STATED TASK: Without including any images, reproduce each entry exactly.

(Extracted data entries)
***

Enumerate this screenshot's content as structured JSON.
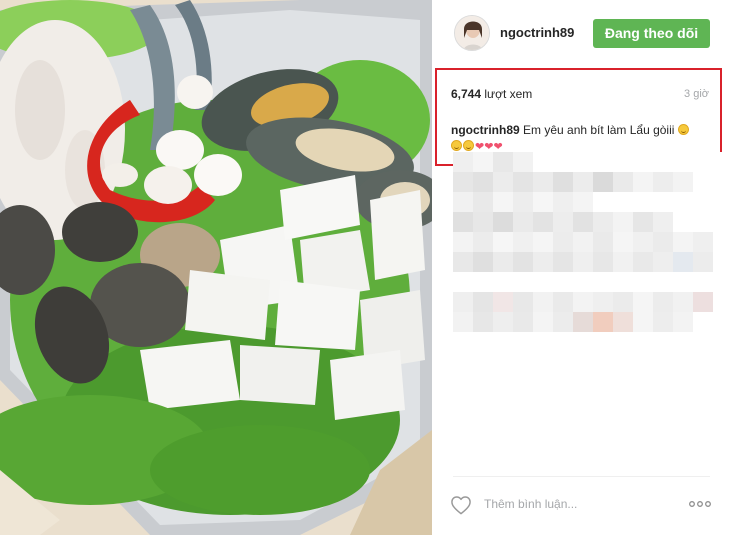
{
  "post": {
    "username": "ngoctrinh89",
    "follow_label": "Đang theo dõi",
    "views_count": "6,744",
    "views_unit": "lượt xem",
    "time_ago": "3 giờ",
    "caption_user": "ngoctrinh89",
    "caption_text": "Em yêu anh bít làm Lẩu gòiii"
  },
  "comment": {
    "placeholder": "Thêm bình luận..."
  },
  "icons": {
    "like": "heart-outline-icon",
    "more": "more-options-icon",
    "emoji": "smiling-face-emoji",
    "heart_emoji": "red-heart-emoji"
  },
  "colors": {
    "follow_button": "#5fb554",
    "highlight_border": "#d9212b",
    "muted_text": "#a5a7aa"
  }
}
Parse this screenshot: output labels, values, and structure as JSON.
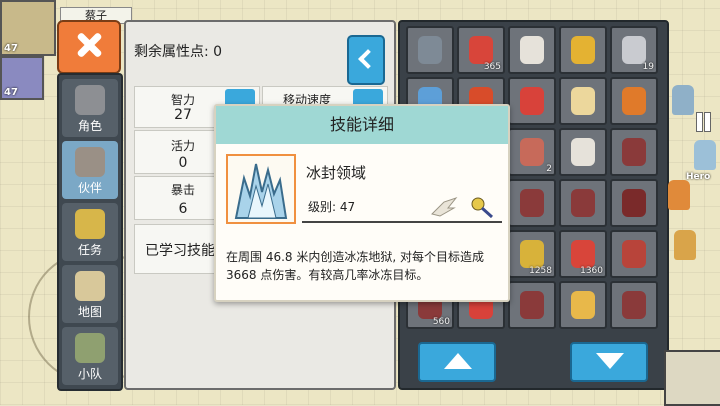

***

FULL SOLUTION:
Enumerate this screenshot's content as structured JSON.
{
  "post": {
    "username": "ngoctrinh89",
    "follow_label": "Đang theo dõi",
    "views_count": "6,744",
    "views_unit": "lượt xem",
    "time_ago": "3 giờ",
    "caption_user": "ngoctrinh89",
    "caption_text": "Em yêu anh bít làm Lẩu gòiii"
  },
  "comment": {
    "placeholder": "Thêm bình luận..."
  },
  "icons": {
    "like": "heart-outline-icon",
    "more": "more-options-icon",
    "emoji": "smiling-face-emoji",
    "heart_emoji": "red-heart-emoji"
  },
  "colors": {
    "follow_button": "#5fb554",
    "highlight_border": "#d9212b",
    "muted_text": "#a5a7aa"
  }
}
Parse this screenshot: output labels, values, and structure as JSON.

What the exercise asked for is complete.